>> begin PASSAGE GIVEN

Saturday, April 5th, 2014


Out of everything I’ve lost, I miss my mind the most.

― Ozzy Osbourne

The last few days were horrible. Not like my house burned down and I lost a limb horrible or people put me in prison and violating me horrible, but a lot of pressure, a barrage of anger and a feeling of helplessness. Also a feeling of betrayal and a feeling of being powerless.

Finding The Grain (Shown: Pocket Lining Fabric)

All of this when my passion and my job is to be encouraging, to find the good, to emphasise it and to challenge people to find what makes them happy and effective.

Of course, I am talking about the issue with Brendan Eich being appointed CEO and his subsequent stepping down as CEO. Stepping down from the cause that drove him for 15 years and helped to a large part create the open web that made all of this possible.

(Oh, oh, oh, when oh when will be the part when the writer says that he is pro or against gay rights? Where is the punch line, where can I copy and paste my angry comment in?)

Yes, this is important to mention: without the work of Mozilla we’d not have the open web we have now. Social media wouldn’t have happened. The web would be a business thing: grey boxes in offices and people not having the choice to write and publish but people being paid to twist and turn words until the most catchy and debate-arousing headline comes out.

Brendan did a personal thing: he supported to a political cause that prevents a social change. That is his right. I defend that right. I don’t have to agree with it. This is the moral high ground we have to take. I find it personally disgusting that you can just donate money to a cause this controversial and with high impact on human lives – to me a flaw in the legal system. It makes political social decisions a marketing show where the ones with the most money win (at least a first round).

Of course Brendan’s donation was public record, but not many would have either found it or talked about it nearly as much as we did now on the web. The thing Brendan built up allowed people to easily find ammunition to attack him. “You can’t stop the signal, Mal”.

Curious, isn’t it? Other people posted thought experiments on this.

I was and am utterly torn by this as it affects three things I firmly believe:

  • Equality – allowing anyone to be themselves and to love another and show that publicly without repercussion is something that is pretty much defining evolution to me. It is the final agreement to allow others to be different. You grow beyond fear and hate and the arrogance that your way of loving someone else is the only one out there. We need children in order to move on as mankind. We need children who are brought up by people who love them and show them how being nice to another works out. That’s a family and the gender of the parents to me is irrelevant as long as the children are loved and learn. I believe in equality. I don’t believe in bullying and equality meaning that you need to agree with everybody else. Equality means you have the same rights, it doesn’t mean you all need to be the same. That would be stand-still.

>> end PASSAGE GIVEN
>> begin MATERIAL PROVIDED

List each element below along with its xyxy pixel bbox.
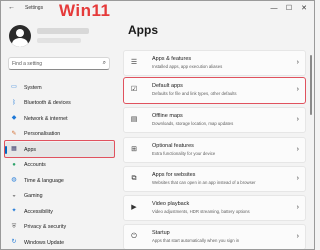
avatar-body-shape [12,38,28,47]
search-input[interactable] [12,59,94,68]
scrollbar[interactable] [310,55,312,115]
list-icon: ☰ [130,59,138,66]
chevron-right-icon: › [296,204,299,211]
card-description: Downloads, storage location, map updates [152,121,234,126]
chevron-right-icon: › [296,59,299,66]
page-title: Apps [128,23,158,37]
sidebar-item-label: Windows Update [24,239,65,246]
person-icon: ● [12,161,16,168]
card-title: Offline maps [152,113,183,119]
account-name-blurred [37,28,89,34]
card-startup[interactable]: ⏻ Startup Apps that start automatically … [123,224,306,249]
globe-clock-icon: ◍ [11,177,17,183]
sidebar-item-network[interactable]: ◆ Network & internet [5,111,115,127]
card-apps-for-websites[interactable]: ⧉ Apps for websites Websites that can op… [123,166,306,192]
app-title: Settings [25,5,44,11]
chevron-right-icon: › [296,175,299,182]
close-button[interactable]: ✕ [297,4,311,13]
card-description: Extra functionality for your device [152,151,216,156]
card-video-playback[interactable]: ▶ Video playback Video adjustments, HDR … [123,195,306,221]
check-list-icon: ☑ [130,86,138,93]
refresh-icon: ↻ [11,239,17,245]
sidebar-item-label: Privacy & security [24,224,67,230]
sidebar-item-system[interactable]: ▭ System [5,80,115,96]
title-bar: ← Settings Win11 — ☐ ✕ [1,1,314,20]
sidebar-item-accessibility[interactable]: ✦ Accessibility [5,204,115,220]
card-title: Default apps [152,83,183,89]
sidebar-item-accounts[interactable]: ● Accounts [5,158,115,174]
sidebar-nav: ▭ System ᛒ Bluetooth & devices ◆ Network… [5,80,115,249]
link-window-icon: ⧉ [131,175,137,182]
card-default-apps[interactable]: ☑ Default apps Defaults for file and lin… [123,77,306,104]
sidebar-item-label: Bluetooth & devices [24,100,71,106]
sidebar-item-gaming[interactable]: ◒ Gaming [5,189,115,205]
card-title: Startup [152,230,170,236]
avatar[interactable] [9,25,31,47]
sidebar-item-windows-update[interactable]: ↻ Windows Update [5,235,115,249]
sidebar-item-label: Accessibility [24,208,53,215]
video-icon: ▶ [131,204,137,211]
sidebar-item-label: Accounts [24,162,46,168]
card-offline-maps[interactable]: ▤ Offline maps Downloads, storage locati… [123,107,306,133]
map-icon: ▤ [130,116,138,123]
card-description: Installed apps, app execution aliases [152,64,223,69]
sidebar-item-label: Personalisation [24,131,61,137]
card-title: Video playback [152,201,190,207]
avatar-head-shape [16,29,24,37]
gamepad-icon: ◒ [12,192,16,199]
brush-icon: ✎ [11,130,17,137]
sidebar-item-label: Gaming [24,193,43,199]
sidebar-item-label: System [24,84,42,91]
chevron-right-icon: › [296,233,299,240]
card-description: Video adjustments, HDR streaming, batter… [152,209,250,214]
card-description: Apps that start automatically when you s… [152,238,240,243]
accessibility-icon: ✦ [11,208,17,214]
search-icon[interactable]: ⌕ [103,59,106,68]
settings-window: ← Settings Win11 — ☐ ✕ ⌕ ▭ System ᛒ Blue… [0,0,315,250]
back-arrow-icon[interactable]: ← [8,4,15,12]
grid-plus-icon: ⊞ [131,146,137,153]
card-title: Optional features [152,143,194,149]
card-title: Apps for websites [152,172,196,178]
card-apps-features[interactable]: ☰ Apps & features Installed apps, app ex… [123,50,306,76]
sidebar-item-bluetooth[interactable]: ᛒ Bluetooth & devices [5,96,115,112]
sidebar-item-label: Network & internet [24,115,68,122]
card-description: Defaults for file and link types, other … [152,91,237,96]
monitor-icon: ▭ [11,84,17,90]
account-email-blurred [37,38,81,43]
minimize-button[interactable]: — [267,4,281,13]
maximize-button[interactable]: ☐ [282,4,296,13]
apps-highlight-box [4,140,115,158]
chevron-right-icon: › [296,86,299,93]
card-optional-features[interactable]: ⊞ Optional features Extra functionality … [123,137,306,163]
card-title: Apps & features [152,56,192,62]
sidebar-item-label: Time & language [24,177,64,184]
bluetooth-icon: ᛒ [12,99,16,106]
search-box[interactable]: ⌕ [8,57,110,70]
chevron-right-icon: › [296,116,299,123]
chevron-right-icon: › [296,146,299,153]
startup-icon: ⏻ [131,233,137,240]
sidebar-item-privacy[interactable]: ⛨ Privacy & security [5,220,115,236]
shield-icon: ⛨ [11,223,17,230]
wifi-icon: ◆ [11,115,17,121]
sidebar-item-time-language[interactable]: ◍ Time & language [5,173,115,189]
watermark-label: Win11 [59,1,111,20]
card-description: Websites that can open in an app instead… [152,180,256,185]
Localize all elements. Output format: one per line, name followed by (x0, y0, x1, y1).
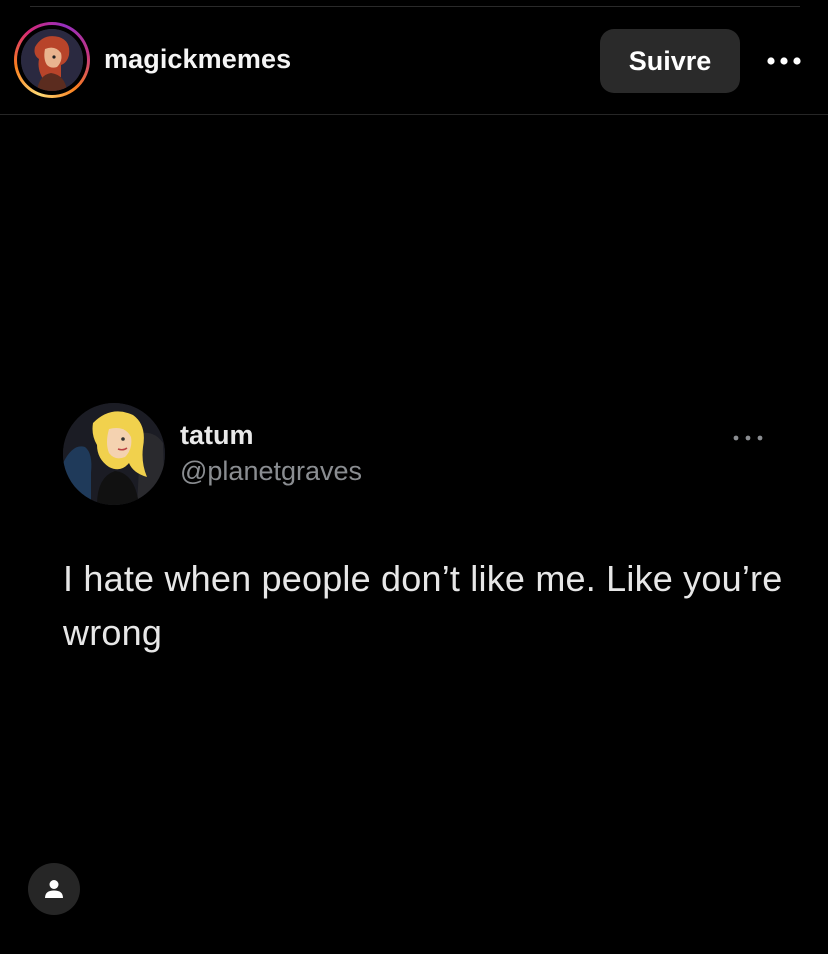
tweet-author-avatar (63, 403, 165, 505)
post-header: magickmemes Suivre (0, 0, 828, 115)
tweet-more-options (728, 428, 768, 448)
follow-button[interactable]: Suivre (600, 29, 740, 93)
more-options-button[interactable] (762, 44, 806, 78)
author-avatar[interactable] (14, 22, 90, 98)
more-horizontal-icon (767, 57, 801, 65)
more-horizontal-icon (733, 435, 763, 441)
tagged-people-button[interactable] (28, 863, 80, 915)
author-avatar-image (21, 29, 83, 91)
tweet-display-name: tatum (180, 420, 254, 450)
tweet-text: I hate when people don’t like me. Like y… (63, 558, 783, 653)
tweet-handle: @planetgraves (180, 456, 363, 486)
person-icon (45, 880, 63, 898)
author-username[interactable]: magickmemes (104, 44, 291, 75)
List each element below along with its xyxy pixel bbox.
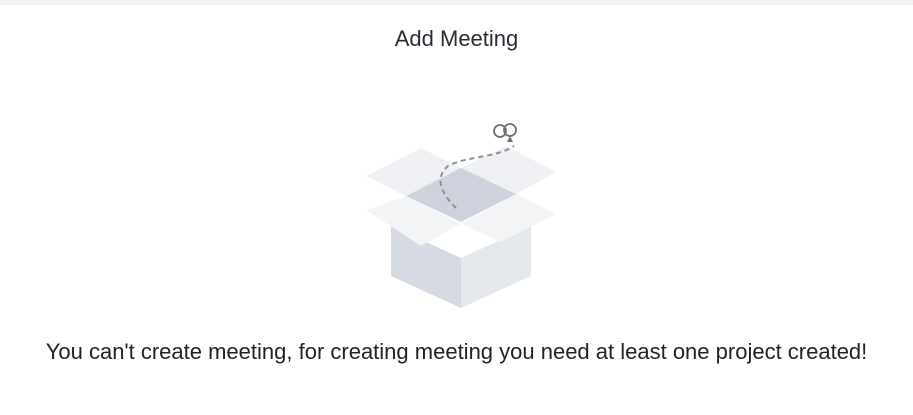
empty-box-illustration <box>356 118 566 313</box>
open-empty-box-icon <box>366 123 556 308</box>
dialog-title: Add Meeting <box>394 26 519 51</box>
add-meeting-dialog: Add Meeting You can't create meeting, fo <box>0 0 913 415</box>
empty-state-message: You can't create meeting, for creating m… <box>45 339 868 364</box>
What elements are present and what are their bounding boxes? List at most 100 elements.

>> end MATERIAL PROVIDED

◆ GIVEN REQUEST A:
According to the blog post about Brendan Eich, for how many years did the cause he stepped down from drive him?
◆ GIVEN REQUEST B:
Update the blog post about Brendan Eich by rewriting the part starting at "Finding The Grain" and ending at "happy and effective.", with "encouraging" changed to "supportive".

◆ WRITTEN SOLUTION A:
15 years

◆ WRITTEN SOLUTION B:
Finding The Grain (Shown: Pocket Lining Fabric)

All of this when my passion and my job is to be supportive, to find the good, to emphasise it and to challenge people to find what makes them happy and effective.